[INPUT ROWS]
....

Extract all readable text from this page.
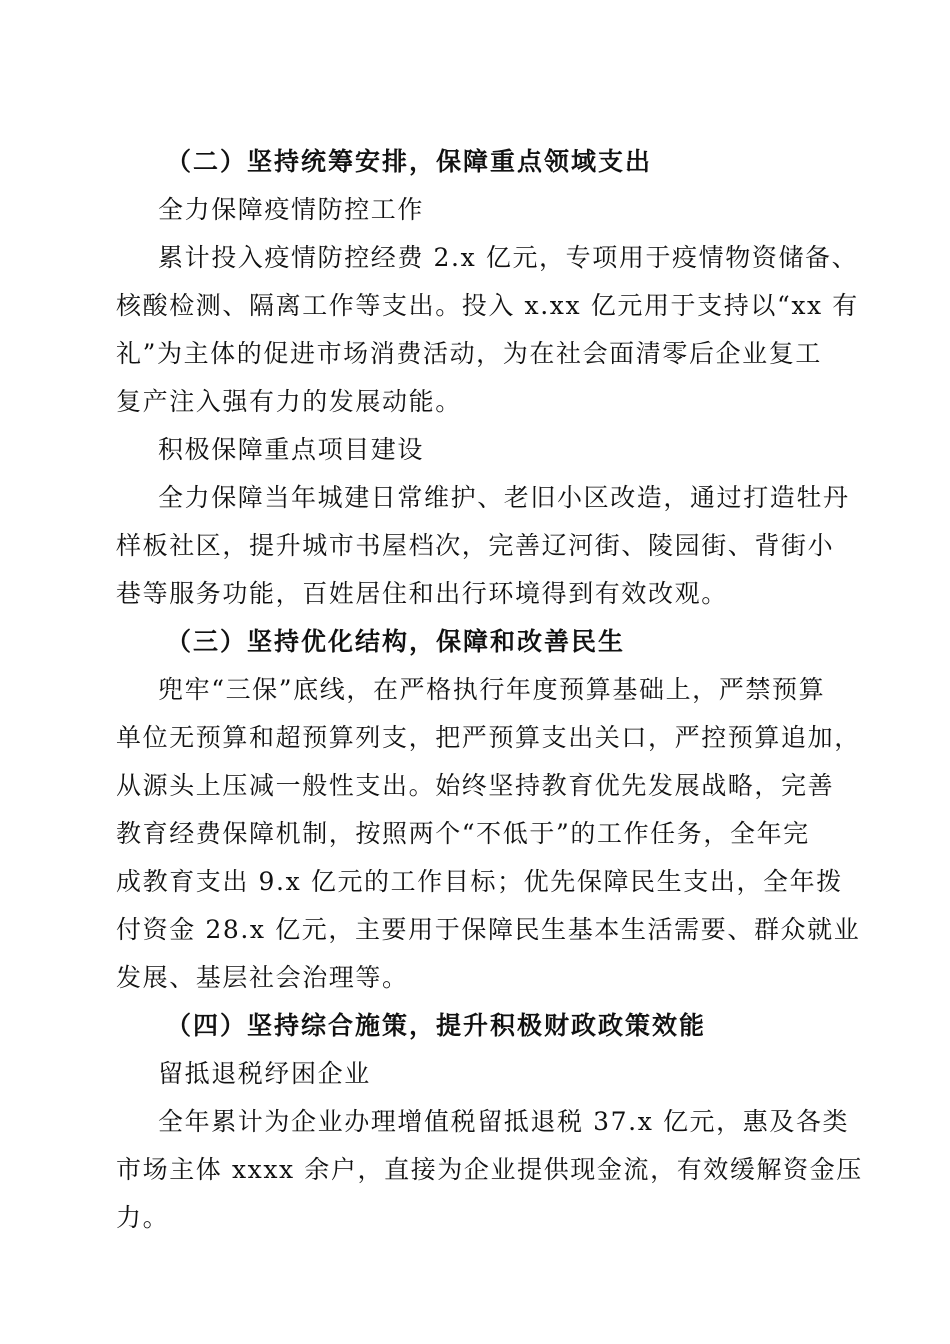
（二）坚持统筹安排，保障重点领域支出
全力保障疫情防控工作
累计投入疫情防控经费 2.x 亿元，专项用于疫情物资储备、
核酸检测、隔离工作等支出。投入 x.xx 亿元用于支持以“xx 有
礼”为主体的促进市场消费活动，为在社会面清零后企业复工
复产注入强有力的发展动能。
积极保障重点项目建设
全力保障当年城建日常维护、老旧小区改造，通过打造牡丹
样板社区，提升城市书屋档次，完善辽河街、陵园街、背街小
巷等服务功能，百姓居住和出行环境得到有效改观。
（三）坚持优化结构，保障和改善民生
兜牢“三保”底线，在严格执行年度预算基础上，严禁预算
单位无预算和超预算列支，把严预算支出关口，严控预算追加，
从源头上压减一般性支出。始终坚持教育优先发展战略，完善
教育经费保障机制，按照两个“不低于”的工作任务，全年完
成教育支出 9.x 亿元的工作目标；优先保障民生支出，全年拨
付资金 28.x 亿元，主要用于保障民生基本生活需要、群众就业
发展、基层社会治理等。
（四）坚持综合施策，提升积极财政政策效能
留抵退税纾困企业
全年累计为企业办理增值税留抵退税 37.x 亿元，惠及各类
市场主体 xxxx 余户，直接为企业提供现金流，有效缓解资金压
力。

....

[EXERCISE AIM]
Quote the entries above word for word. Leave the images out.

[EXERCISE SOLUTION]
Extract all readable text from this page.
（二）坚持统筹安排，保障重点领域支出
全力保障疫情防控工作
累计投入疫情防控经费 2.x 亿元，专项用于疫情物资储备、
核酸检测、隔离工作等支出。投入 x.xx 亿元用于支持以“xx 有
礼”为主体的促进市场消费活动，为在社会面清零后企业复工
复产注入强有力的发展动能。
积极保障重点项目建设
全力保障当年城建日常维护、老旧小区改造，通过打造牡丹
样板社区，提升城市书屋档次，完善辽河街、陵园街、背街小
巷等服务功能，百姓居住和出行环境得到有效改观。
（三）坚持优化结构，保障和改善民生
兜牢“三保”底线，在严格执行年度预算基础上，严禁预算
单位无预算和超预算列支，把严预算支出关口，严控预算追加，
从源头上压减一般性支出。始终坚持教育优先发展战略，完善
教育经费保障机制，按照两个“不低于”的工作任务，全年完
成教育支出 9.x 亿元的工作目标；优先保障民生支出，全年拨
付资金 28.x 亿元，主要用于保障民生基本生活需要、群众就业
发展、基层社会治理等。
（四）坚持综合施策，提升积极财政政策效能
留抵退税纾困企业
全年累计为企业办理增值税留抵退税 37.x 亿元，惠及各类
市场主体 xxxx 余户，直接为企业提供现金流，有效缓解资金压
力。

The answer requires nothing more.